- Objective
Scan each line of the records for the word "პროცენტული" and extract the ones that have it.

- Provided data
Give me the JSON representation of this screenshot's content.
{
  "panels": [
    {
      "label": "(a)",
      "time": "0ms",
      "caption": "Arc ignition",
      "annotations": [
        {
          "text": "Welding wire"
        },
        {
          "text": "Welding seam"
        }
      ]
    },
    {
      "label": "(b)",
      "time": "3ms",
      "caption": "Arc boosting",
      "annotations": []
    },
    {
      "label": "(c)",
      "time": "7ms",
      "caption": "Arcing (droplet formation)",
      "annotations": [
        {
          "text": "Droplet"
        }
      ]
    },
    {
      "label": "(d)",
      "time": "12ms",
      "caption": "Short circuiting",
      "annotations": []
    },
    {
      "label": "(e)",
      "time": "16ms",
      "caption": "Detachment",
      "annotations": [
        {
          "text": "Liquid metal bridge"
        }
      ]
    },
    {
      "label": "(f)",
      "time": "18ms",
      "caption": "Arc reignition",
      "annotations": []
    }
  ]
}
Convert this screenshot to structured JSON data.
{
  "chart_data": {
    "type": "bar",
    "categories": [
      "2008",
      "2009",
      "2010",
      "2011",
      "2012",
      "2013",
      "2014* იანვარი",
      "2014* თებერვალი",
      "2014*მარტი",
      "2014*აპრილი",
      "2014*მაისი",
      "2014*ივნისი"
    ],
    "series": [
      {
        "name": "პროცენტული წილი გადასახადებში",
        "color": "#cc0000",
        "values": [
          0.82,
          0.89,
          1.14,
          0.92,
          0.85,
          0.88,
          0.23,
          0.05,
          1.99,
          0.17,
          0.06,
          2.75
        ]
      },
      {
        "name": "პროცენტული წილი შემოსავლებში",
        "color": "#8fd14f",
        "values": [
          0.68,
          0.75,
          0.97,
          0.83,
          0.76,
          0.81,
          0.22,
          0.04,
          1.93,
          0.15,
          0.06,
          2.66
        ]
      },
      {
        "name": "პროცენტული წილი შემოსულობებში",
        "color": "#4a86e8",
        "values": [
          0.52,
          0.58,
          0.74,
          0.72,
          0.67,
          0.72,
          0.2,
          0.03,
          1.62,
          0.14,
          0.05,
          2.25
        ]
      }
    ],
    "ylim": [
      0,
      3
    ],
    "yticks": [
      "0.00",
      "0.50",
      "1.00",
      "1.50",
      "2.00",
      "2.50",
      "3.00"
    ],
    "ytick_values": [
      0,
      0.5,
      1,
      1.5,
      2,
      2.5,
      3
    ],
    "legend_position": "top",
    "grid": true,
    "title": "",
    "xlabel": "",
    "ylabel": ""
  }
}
...
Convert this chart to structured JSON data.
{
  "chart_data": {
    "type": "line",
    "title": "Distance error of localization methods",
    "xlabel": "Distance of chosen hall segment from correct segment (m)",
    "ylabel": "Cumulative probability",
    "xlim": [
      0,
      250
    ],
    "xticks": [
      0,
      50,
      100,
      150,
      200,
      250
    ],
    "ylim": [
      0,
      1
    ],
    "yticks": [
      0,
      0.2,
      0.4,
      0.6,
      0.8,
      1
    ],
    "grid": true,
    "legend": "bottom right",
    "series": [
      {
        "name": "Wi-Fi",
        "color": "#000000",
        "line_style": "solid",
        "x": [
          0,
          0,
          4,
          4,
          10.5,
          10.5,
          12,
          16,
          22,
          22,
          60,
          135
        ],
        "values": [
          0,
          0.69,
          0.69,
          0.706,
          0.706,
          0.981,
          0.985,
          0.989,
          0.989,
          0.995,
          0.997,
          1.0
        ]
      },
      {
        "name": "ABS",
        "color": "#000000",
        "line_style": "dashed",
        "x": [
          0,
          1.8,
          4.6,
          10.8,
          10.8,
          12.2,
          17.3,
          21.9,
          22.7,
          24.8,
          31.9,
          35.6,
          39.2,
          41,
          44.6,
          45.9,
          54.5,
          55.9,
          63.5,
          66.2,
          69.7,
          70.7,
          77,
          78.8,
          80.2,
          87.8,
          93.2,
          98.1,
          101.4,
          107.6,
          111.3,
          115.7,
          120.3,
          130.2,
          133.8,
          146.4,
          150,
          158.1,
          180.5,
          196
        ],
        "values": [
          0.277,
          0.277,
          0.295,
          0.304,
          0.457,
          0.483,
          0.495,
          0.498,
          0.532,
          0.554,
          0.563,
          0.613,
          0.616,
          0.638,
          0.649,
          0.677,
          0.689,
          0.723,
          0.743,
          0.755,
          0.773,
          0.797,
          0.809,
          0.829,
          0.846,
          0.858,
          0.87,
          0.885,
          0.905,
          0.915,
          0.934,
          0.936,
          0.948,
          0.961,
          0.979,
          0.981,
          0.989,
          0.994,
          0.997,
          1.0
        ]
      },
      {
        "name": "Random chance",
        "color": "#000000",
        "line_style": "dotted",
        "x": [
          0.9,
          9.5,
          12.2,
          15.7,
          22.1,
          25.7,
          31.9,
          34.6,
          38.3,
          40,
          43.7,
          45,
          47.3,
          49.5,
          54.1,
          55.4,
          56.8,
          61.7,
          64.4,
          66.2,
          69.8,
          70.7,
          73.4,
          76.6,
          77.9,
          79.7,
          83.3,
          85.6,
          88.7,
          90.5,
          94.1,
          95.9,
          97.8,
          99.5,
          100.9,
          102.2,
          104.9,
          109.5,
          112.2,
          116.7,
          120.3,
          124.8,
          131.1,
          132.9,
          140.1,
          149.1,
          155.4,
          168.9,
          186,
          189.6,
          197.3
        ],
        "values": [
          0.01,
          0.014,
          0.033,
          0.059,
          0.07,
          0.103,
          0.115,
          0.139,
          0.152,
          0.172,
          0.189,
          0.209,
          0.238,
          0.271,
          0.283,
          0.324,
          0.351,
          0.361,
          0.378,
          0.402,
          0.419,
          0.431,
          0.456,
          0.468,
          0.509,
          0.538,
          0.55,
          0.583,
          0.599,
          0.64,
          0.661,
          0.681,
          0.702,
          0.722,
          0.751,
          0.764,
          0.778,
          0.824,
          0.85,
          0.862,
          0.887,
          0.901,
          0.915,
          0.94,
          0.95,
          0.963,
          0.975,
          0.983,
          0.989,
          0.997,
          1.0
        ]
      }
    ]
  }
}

- Exercise output
        "name": "პროცენტული წილი გადასახადებში",
        "name": "პროცენტული წილი შემოსავლებში",
        "name": "პროცენტული წილი შემოსულობებში",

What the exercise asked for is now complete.